→ DESCRIPTION OF THE TASK
Return only the number of lines in the entries below that hold the word "text".

→ RECORDS SUPPLIED
* START *
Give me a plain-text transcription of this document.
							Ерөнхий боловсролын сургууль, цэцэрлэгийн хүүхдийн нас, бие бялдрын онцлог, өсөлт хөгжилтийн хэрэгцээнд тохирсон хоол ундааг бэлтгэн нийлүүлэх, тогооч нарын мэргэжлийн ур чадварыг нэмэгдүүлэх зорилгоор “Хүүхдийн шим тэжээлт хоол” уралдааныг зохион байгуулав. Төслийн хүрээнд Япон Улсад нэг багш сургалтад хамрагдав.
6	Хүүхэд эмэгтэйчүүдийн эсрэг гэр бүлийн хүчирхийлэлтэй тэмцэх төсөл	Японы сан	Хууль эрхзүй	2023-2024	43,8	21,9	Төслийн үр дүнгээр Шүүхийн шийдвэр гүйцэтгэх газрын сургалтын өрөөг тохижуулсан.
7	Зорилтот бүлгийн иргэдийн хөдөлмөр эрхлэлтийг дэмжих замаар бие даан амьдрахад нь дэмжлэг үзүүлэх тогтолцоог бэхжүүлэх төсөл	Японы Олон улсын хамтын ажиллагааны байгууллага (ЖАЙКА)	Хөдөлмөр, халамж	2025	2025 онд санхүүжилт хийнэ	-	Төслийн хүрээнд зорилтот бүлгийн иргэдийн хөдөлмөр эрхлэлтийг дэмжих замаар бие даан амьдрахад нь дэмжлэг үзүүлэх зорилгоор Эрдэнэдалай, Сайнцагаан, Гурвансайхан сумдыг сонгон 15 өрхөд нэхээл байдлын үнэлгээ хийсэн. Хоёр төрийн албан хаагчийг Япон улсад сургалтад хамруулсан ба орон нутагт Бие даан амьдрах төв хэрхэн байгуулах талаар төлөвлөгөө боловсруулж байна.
* END *
* START *
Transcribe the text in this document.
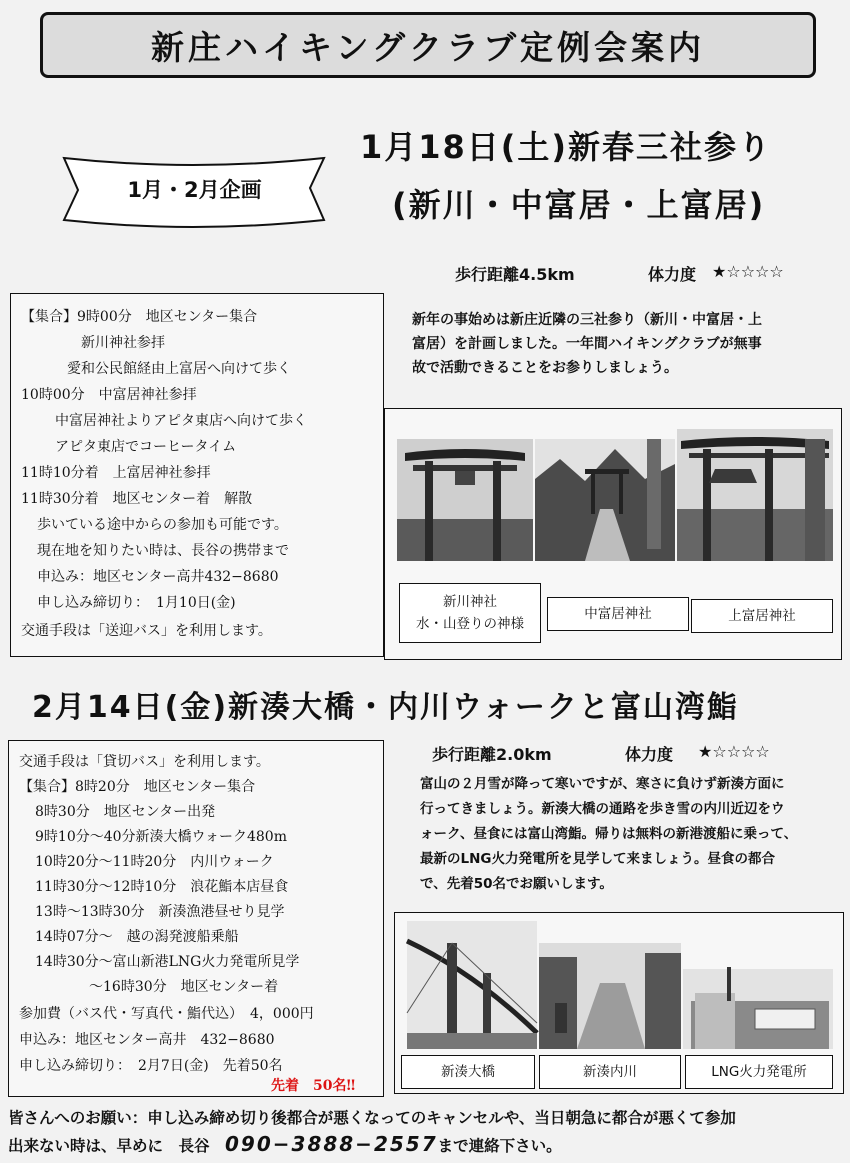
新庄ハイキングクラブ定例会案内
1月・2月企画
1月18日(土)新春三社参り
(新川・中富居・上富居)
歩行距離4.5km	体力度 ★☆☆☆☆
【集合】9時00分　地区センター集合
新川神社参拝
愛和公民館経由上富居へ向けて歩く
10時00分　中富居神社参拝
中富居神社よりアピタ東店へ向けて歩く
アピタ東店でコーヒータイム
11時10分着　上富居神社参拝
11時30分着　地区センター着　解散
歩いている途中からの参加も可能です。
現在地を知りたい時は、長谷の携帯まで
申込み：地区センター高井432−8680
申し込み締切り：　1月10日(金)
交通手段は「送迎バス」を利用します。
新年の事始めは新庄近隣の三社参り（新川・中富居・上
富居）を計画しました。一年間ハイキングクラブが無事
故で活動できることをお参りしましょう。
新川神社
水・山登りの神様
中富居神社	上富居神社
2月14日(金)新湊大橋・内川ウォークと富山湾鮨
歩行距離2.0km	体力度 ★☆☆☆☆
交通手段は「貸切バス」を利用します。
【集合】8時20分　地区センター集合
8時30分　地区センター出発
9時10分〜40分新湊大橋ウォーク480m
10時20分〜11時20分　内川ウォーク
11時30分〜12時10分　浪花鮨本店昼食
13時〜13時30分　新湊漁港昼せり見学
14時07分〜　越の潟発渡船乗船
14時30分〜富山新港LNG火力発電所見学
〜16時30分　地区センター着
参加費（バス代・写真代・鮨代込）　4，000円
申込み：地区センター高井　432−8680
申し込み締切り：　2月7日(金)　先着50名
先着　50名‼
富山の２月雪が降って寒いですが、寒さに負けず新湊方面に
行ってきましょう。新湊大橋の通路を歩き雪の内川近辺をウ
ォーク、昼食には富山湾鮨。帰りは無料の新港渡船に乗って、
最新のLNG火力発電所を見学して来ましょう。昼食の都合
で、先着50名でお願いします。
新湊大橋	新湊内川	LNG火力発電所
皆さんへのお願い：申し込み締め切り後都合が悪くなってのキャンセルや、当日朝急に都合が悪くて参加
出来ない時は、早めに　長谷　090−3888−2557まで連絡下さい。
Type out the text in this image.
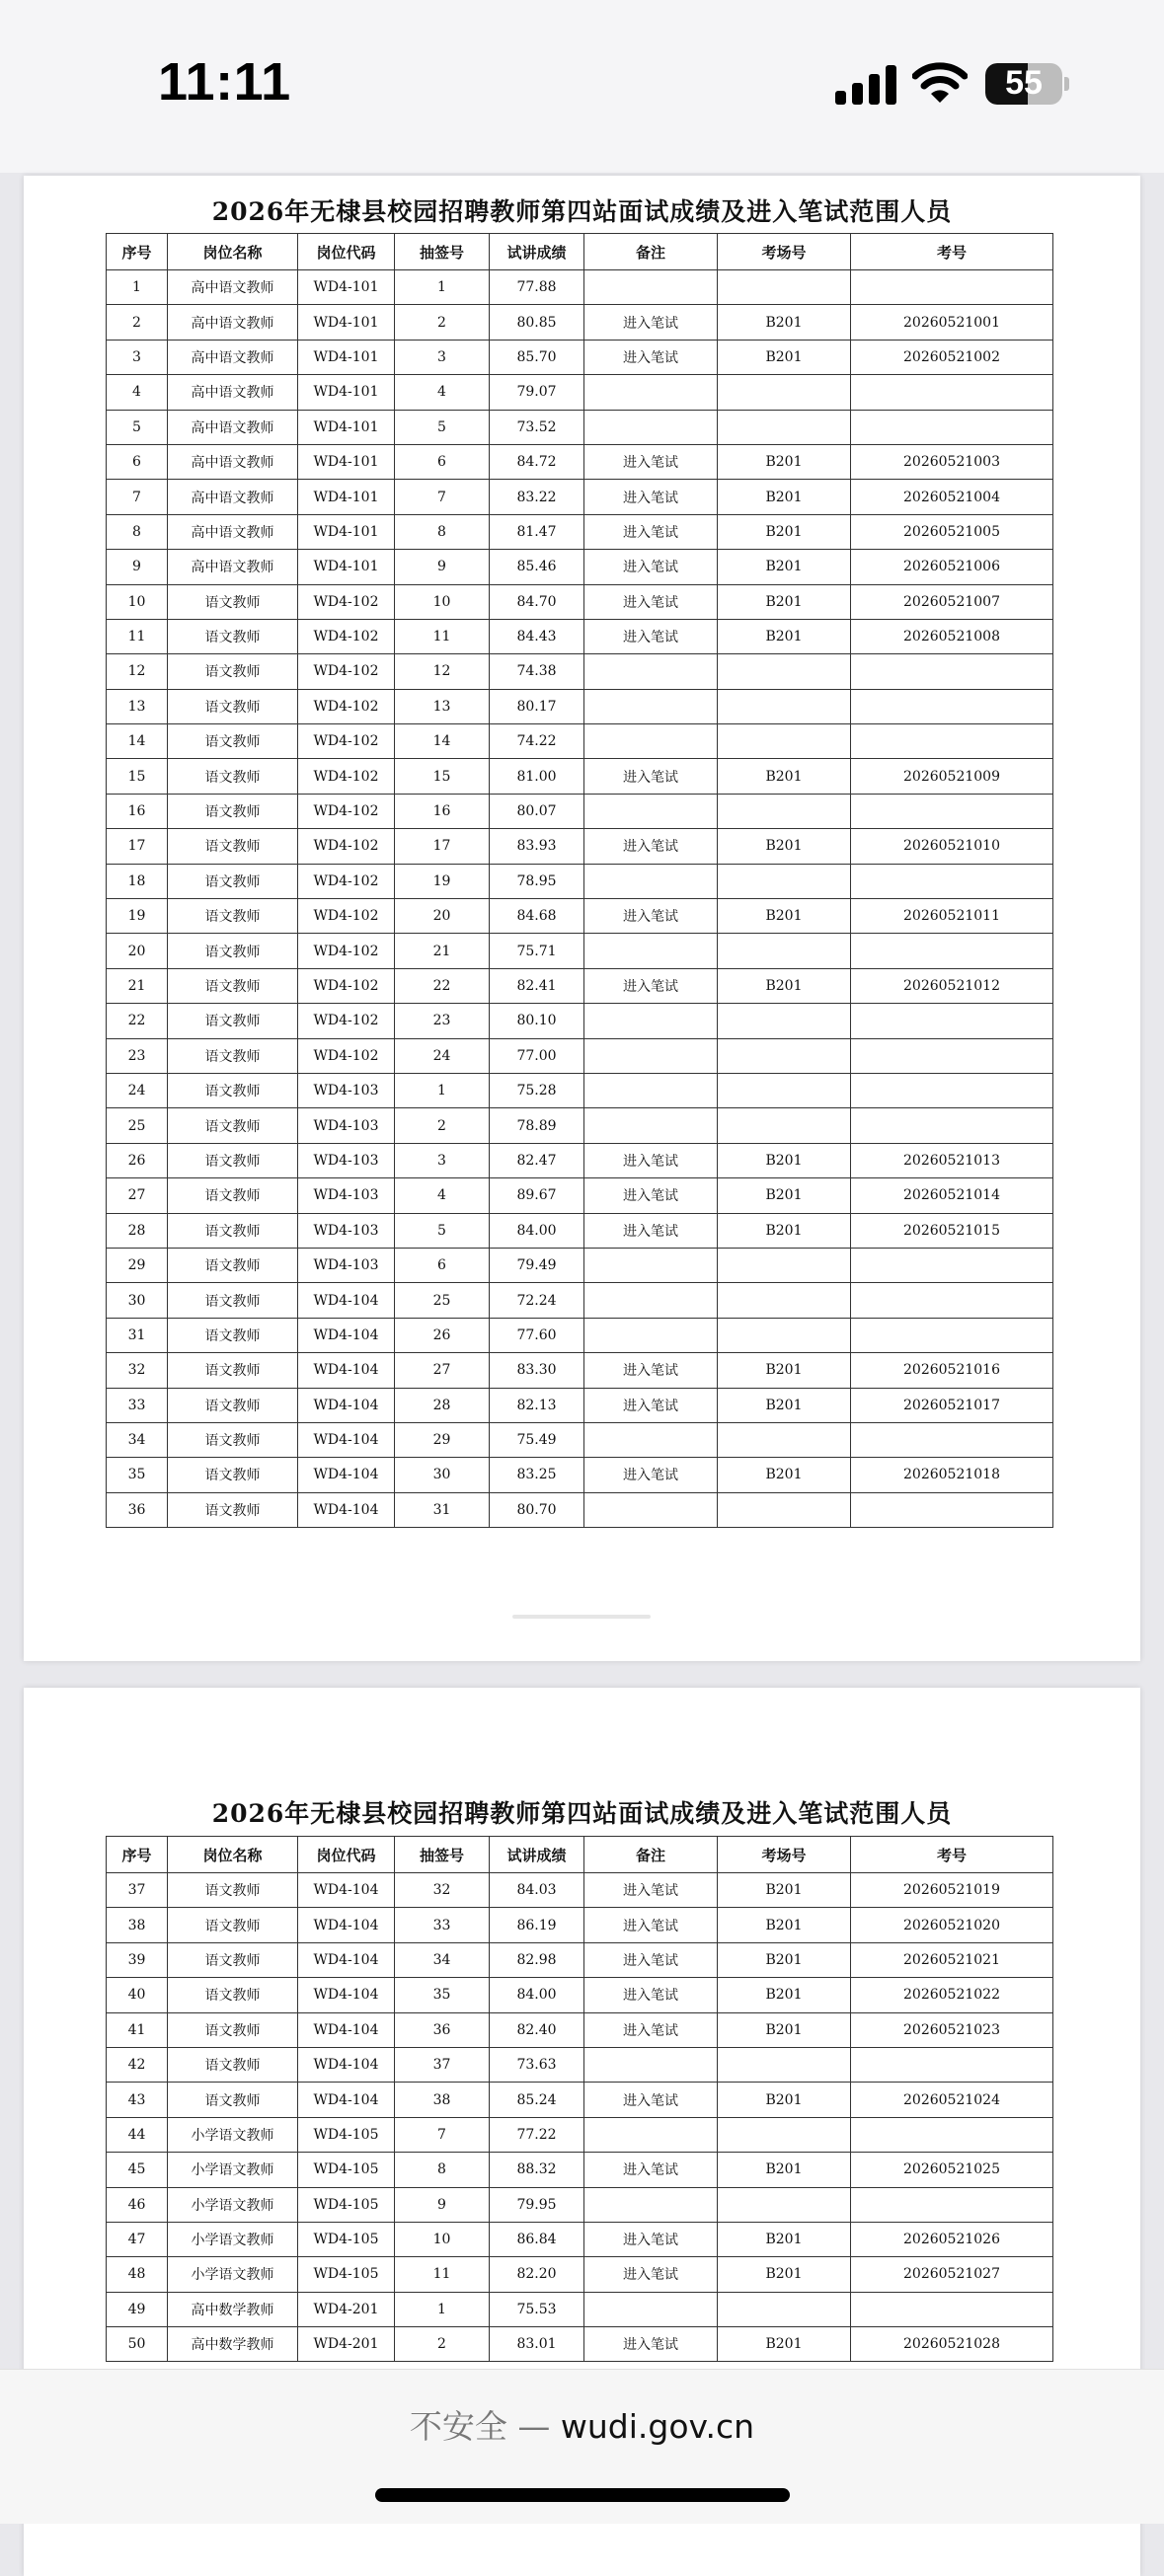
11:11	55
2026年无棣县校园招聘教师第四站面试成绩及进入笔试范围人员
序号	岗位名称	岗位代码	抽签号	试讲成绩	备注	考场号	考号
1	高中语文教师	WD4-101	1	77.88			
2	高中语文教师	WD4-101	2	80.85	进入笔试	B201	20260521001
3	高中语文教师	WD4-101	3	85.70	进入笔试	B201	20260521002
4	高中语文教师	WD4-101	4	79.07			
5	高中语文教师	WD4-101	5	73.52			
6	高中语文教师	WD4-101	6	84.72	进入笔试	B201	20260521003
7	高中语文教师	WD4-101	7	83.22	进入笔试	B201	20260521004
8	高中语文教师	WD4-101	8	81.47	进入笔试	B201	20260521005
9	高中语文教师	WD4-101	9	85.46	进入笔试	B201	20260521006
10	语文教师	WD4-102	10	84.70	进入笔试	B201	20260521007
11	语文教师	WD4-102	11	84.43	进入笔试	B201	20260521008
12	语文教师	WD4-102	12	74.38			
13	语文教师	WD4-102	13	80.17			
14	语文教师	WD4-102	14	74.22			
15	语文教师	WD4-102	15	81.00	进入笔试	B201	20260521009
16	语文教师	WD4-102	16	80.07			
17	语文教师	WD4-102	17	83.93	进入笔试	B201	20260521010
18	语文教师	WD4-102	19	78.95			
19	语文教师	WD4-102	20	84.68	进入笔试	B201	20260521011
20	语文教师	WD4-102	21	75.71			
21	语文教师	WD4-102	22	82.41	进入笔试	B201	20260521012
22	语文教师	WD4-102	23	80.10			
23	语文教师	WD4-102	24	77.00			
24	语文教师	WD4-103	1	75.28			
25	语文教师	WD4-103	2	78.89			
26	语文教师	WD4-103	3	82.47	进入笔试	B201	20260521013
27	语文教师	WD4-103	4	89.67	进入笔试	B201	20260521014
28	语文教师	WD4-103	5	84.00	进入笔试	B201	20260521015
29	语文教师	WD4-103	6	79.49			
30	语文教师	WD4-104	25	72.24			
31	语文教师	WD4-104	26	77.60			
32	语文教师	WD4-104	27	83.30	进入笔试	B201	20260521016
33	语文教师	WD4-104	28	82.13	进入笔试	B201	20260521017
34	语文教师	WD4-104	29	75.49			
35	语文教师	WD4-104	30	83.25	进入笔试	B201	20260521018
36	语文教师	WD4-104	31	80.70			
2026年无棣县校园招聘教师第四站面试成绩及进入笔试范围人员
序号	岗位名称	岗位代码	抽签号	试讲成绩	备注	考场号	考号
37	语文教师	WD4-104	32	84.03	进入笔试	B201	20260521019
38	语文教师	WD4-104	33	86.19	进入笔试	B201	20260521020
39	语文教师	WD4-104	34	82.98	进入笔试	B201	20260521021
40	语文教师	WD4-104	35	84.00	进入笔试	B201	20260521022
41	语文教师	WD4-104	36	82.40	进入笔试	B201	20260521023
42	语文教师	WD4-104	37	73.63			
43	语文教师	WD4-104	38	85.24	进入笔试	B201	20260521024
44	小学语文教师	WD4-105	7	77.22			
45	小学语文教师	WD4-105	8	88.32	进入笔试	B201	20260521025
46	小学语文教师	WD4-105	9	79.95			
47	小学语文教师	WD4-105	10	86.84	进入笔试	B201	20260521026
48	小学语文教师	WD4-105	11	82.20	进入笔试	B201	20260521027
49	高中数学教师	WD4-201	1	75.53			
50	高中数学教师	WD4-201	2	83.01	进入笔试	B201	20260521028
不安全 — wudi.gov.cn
* END *
* START *
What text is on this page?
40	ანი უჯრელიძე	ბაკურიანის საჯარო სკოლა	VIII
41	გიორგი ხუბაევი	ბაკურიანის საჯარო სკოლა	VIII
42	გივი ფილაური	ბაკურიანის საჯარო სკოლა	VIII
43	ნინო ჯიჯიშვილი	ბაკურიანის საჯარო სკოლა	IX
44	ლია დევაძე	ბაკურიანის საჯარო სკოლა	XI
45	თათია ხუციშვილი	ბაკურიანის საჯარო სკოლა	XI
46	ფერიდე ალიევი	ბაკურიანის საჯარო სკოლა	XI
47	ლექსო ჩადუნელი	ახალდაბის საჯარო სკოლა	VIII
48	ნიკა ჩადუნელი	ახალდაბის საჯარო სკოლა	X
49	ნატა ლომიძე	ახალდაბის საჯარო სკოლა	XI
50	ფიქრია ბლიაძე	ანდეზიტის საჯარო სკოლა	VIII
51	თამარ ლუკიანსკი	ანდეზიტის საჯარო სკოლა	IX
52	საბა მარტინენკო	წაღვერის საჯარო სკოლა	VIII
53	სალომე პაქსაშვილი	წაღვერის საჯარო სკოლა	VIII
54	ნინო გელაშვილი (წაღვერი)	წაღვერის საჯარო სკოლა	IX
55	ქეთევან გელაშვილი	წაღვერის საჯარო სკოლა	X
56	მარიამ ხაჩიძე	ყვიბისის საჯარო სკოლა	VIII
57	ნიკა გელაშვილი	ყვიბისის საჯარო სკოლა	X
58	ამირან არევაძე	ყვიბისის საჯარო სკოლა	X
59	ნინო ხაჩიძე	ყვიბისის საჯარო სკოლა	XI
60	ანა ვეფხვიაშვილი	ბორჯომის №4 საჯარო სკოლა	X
* END *
→ RESPONSE
4